◆ **Text provided**
+ + +
# Manti fire...(seely fire) DANG!



## Markthehunter88 (Nov 5, 2010)

Well it happens! Not much we can do at this point... Last night the fire spread and is only about a half mile away from our family property (utahmountainman) and another mile to the family cabin. I would be heart broken to hear its been burnt to the ground. I know the wildlife will recover nicely in most cases but im guessing thats in a few years from now? Do deer and elk leave the area before hand? or are fireman stepping over ashes of my dream buck? just curious to hear what others thing about the wildlife side of things.


Mark


----------



## mikevanwilder (Nov 11, 2008)

The animals should be fine. I work for Emery County SO and have heard that they are seeing deer and elk that dont appear to shook up about the fire. Im sure they are moving and some might not make it. But for the most part they should be fine. 
Hope your property is saved. These fireman have been amazing at saving structures. I believe only one cabin has been hit. 
If you want to see some pictures heres our facebook page. 
http://www.facebook.com/#!/pages/Emery- ... ?sk=photos


----------



## polarbear (Aug 1, 2011)

Thanks for the pictures Mike. Pretty sad to see the same scenery I saw just hours before the fire now up in smoke. I don't worry about the animals much except for maybe the fawns. I saw some shaky legged ones just a couple days before the fire. I hope they were able to make it out. Markthehunter88, I've also taken an interest in the fire as it is in my backyard (Huntington). You may have already seen this, but here is a site I've found helpful to track the fire perimeter. It gives frequent updates and gives you a daily google earth map of the fire's progress (incident perimeter in the righthand column). I hope your cabin and property make it through.

http://www.inciweb.org/incident/2953/


----------



## bossloader (Sep 11, 2007)

polarbear i know what your saying i lived down there for 11 years and hunted on gentry ALOT now to see the mountain burned is sad but i am glad it might make for better land in a couple of years. i only wished they would have done small burns a long time ago because of the bettle.


----------



## DallanC (Jan 13, 2009)

Fawns have a tough time with it... especially if they get forced up to a fence or natural obstacle. We are going to loose a lot of this years crop I fear.


-DallanC


----------



## polarbear (Aug 1, 2011)

Yeah it needed to be burned or logged. I know there has been a lot of court battling over a timber salvage up there over the years. Maybe the environmentalists who fought it will pay for the damages now..... :roll: The estimated cost as of yesterday was $2,494,984. It will be over 3 million after today.
+ + +
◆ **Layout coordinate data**
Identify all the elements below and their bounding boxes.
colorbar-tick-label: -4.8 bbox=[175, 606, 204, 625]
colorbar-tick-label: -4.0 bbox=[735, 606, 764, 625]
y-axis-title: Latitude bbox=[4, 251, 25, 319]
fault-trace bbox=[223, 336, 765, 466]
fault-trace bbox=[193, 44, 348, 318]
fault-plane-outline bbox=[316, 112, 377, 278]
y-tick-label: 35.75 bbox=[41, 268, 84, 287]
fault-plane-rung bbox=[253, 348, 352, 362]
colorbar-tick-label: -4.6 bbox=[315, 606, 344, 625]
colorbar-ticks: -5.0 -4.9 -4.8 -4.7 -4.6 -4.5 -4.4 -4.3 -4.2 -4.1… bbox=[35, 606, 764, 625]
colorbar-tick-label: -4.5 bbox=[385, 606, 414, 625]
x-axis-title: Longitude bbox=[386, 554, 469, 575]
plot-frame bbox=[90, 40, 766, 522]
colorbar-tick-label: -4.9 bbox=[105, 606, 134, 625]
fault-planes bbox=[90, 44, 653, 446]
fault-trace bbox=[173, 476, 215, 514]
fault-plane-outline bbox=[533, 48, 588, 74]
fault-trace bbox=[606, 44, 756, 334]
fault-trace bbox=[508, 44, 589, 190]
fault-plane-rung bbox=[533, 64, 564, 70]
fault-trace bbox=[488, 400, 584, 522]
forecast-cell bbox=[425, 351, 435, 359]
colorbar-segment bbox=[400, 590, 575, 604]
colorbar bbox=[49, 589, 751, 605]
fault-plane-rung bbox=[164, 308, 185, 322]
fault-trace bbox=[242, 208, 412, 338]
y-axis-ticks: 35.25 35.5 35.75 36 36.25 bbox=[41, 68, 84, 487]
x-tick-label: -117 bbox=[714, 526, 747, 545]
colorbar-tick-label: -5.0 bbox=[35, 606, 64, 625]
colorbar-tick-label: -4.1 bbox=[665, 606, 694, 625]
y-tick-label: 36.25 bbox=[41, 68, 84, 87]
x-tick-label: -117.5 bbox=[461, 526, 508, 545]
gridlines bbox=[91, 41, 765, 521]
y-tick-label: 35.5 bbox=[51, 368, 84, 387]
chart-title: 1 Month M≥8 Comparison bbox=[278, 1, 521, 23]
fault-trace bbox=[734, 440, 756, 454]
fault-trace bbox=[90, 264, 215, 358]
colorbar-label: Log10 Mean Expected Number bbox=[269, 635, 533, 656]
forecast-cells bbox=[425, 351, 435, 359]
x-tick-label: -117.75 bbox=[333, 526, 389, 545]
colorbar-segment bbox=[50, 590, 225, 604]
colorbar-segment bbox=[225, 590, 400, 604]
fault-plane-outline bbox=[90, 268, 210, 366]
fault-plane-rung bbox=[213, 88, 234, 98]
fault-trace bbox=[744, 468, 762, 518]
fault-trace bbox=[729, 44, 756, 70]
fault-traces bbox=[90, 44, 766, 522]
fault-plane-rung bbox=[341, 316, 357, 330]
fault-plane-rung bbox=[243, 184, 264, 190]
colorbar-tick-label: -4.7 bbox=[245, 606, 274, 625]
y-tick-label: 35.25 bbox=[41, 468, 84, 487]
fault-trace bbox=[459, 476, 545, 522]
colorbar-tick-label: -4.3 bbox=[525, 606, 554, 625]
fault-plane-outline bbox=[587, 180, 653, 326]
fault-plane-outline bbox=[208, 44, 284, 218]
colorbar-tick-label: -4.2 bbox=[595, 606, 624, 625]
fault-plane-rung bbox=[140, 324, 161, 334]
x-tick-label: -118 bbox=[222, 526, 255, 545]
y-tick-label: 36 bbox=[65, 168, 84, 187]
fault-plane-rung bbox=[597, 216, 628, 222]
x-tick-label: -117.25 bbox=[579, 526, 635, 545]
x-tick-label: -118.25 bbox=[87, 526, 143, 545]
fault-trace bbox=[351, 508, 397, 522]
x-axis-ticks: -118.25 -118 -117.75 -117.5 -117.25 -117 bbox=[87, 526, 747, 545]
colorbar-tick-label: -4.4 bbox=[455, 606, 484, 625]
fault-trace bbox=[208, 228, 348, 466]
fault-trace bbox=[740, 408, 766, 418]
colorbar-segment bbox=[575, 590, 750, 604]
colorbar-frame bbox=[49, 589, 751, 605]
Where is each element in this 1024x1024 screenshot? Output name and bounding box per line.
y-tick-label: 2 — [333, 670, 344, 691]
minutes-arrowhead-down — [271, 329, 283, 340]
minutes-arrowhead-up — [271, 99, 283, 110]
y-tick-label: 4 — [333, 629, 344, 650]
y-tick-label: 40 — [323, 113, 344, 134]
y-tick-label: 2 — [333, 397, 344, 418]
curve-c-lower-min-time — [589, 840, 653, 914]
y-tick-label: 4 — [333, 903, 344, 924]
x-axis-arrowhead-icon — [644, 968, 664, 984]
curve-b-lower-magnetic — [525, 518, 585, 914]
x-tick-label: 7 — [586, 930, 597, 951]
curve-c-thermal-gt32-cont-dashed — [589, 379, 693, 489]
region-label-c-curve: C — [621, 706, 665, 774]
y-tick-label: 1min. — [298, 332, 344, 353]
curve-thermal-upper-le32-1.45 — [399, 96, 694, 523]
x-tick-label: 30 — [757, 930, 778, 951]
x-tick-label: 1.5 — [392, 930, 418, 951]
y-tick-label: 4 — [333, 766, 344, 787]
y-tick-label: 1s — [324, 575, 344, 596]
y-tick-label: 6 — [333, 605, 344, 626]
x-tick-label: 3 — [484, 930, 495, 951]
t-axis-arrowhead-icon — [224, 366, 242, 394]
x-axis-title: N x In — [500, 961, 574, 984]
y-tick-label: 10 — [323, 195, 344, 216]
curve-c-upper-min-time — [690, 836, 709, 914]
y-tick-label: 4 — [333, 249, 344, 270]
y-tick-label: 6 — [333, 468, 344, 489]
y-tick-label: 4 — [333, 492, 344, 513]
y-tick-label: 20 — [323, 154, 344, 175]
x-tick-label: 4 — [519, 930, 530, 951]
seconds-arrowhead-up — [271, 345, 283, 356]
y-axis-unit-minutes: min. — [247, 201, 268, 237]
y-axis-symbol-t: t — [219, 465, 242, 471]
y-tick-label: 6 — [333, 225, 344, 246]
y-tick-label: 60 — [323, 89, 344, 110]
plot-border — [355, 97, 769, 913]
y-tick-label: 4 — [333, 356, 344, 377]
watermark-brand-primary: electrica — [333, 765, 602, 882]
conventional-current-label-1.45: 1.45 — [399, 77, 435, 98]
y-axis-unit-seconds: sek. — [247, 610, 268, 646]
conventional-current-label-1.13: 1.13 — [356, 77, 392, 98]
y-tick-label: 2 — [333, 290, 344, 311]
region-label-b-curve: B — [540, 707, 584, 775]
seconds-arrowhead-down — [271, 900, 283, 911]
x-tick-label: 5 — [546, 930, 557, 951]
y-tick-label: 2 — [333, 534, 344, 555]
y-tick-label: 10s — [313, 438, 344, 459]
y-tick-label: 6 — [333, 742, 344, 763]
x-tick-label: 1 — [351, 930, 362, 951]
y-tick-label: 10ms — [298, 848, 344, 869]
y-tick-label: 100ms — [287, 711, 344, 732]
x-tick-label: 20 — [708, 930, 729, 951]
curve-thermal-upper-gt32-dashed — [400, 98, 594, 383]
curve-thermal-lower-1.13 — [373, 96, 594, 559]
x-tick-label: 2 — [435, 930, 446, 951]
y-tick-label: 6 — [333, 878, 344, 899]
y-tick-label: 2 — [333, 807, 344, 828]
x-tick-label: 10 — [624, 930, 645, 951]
+ + +
◆ **Direction 1**
Switch "fault-trace" to "fault-line" in the records, starting with their first line and going on through the line that contains "colorbar-segment bbox=[400, 590, 575, 604]". Return only those lines, with everything else unchanged.
◆ **Direction 2**
Continue the forum thread about the Manti fire from the point where it stops.
The records are unrelated to the forum thread about the Manti fire.

◆ **Exercise response 1**
Identify all the elements below and their bounding boxes.
colorbar-tick-label: -4.8 bbox=[175, 606, 204, 625]
colorbar-tick-label: -4.0 bbox=[735, 606, 764, 625]
y-axis-title: Latitude bbox=[4, 251, 25, 319]
fault-line bbox=[223, 336, 765, 466]
fault-line bbox=[193, 44, 348, 318]
fault-plane-outline bbox=[316, 112, 377, 278]
y-tick-label: 35.75 bbox=[41, 268, 84, 287]
fault-plane-rung bbox=[253, 348, 352, 362]
colorbar-tick-label: -4.6 bbox=[315, 606, 344, 625]
colorbar-ticks: -5.0 -4.9 -4.8 -4.7 -4.6 -4.5 -4.4 -4.3 -4.2 -4.1… bbox=[35, 606, 764, 625]
colorbar-tick-label: -4.5 bbox=[385, 606, 414, 625]
x-axis-title: Longitude bbox=[386, 554, 469, 575]
plot-frame bbox=[90, 40, 766, 522]
colorbar-tick-label: -4.9 bbox=[105, 606, 134, 625]
fault-planes bbox=[90, 44, 653, 446]
fault-line bbox=[173, 476, 215, 514]
fault-plane-outline bbox=[533, 48, 588, 74]
fault-line bbox=[606, 44, 756, 334]
fault-line bbox=[508, 44, 589, 190]
fault-plane-rung bbox=[533, 64, 564, 70]
fault-line bbox=[488, 400, 584, 522]
forecast-cell bbox=[425, 351, 435, 359]
colorbar-segment bbox=[400, 590, 575, 604]

◆ **Exercise response 2**
----------



## Huge29 (Sep 17, 2007)

They started aerial back burning on the nw corner, put out the ne corner by Hiawatha, barricaded the north end, but still only call it 15% contained. I am not aware of cabins where the fire is now, but could move with this storm coming in, hopefully no more dry lightning.


----------



## UtahMountainMan (Jul 20, 2010)

Yeah, our property is on the border of the FS land directly between the fire and Clear Creek. Right now the fire is about 2 miles from Clear Creek and .75 miles or so from our land. The FS told me this morning that they are on our property and are trying to use backburning and other methods AND their GOAL is to use the FS land boundary as their North fire perimeter in the area. 

They said it would be up to the wind whether that would work or not. Aside from our family cabin, there are 4 other cabins of friends/neighbors within 1 mile of the fire. If any of you know this area, you know that it is 75% deadstanding beetle killed timber. 

We actually just logged part of it last year and we have/HAD 115 20ft logs stacked up on the property ready to start building a cabin by hand....


----------



## mikevanwilder (Nov 11, 2008)

Huge29 said:


> They started aerial back burning on the nw corner, put out the ne corner by Hiawatha, barricaded the north end, but still only call it 15% contained. I am not aware of cabins where the fire is now, but could move with this storm coming in, hopefully no more dry lightning.


I'm not sure where the cabin was or if one even got hit. The sheriff was up there and said that they were working on one cabin but it was looking to good. This was yesterday. 
I would guess it would be up from Clear Creek. But dont hold me to it as I have been stuck in the office. 
Mountainman I hope for the best for your property. I know what you mean by all the deadstanding trees. They are all over that mountain and that the main fuel of the fire. They said it slows down when it hit aspen and snowberry areas but it flys when its in the timbers.


----------



## mikevanwilder (Nov 11, 2008)

So I guess the link above wasnt working so I put a new one in. Here it is also
http://www.facebook.com/#!/pages/Emery- ... ?sk=photos


----------



## Huge29 (Sep 17, 2007)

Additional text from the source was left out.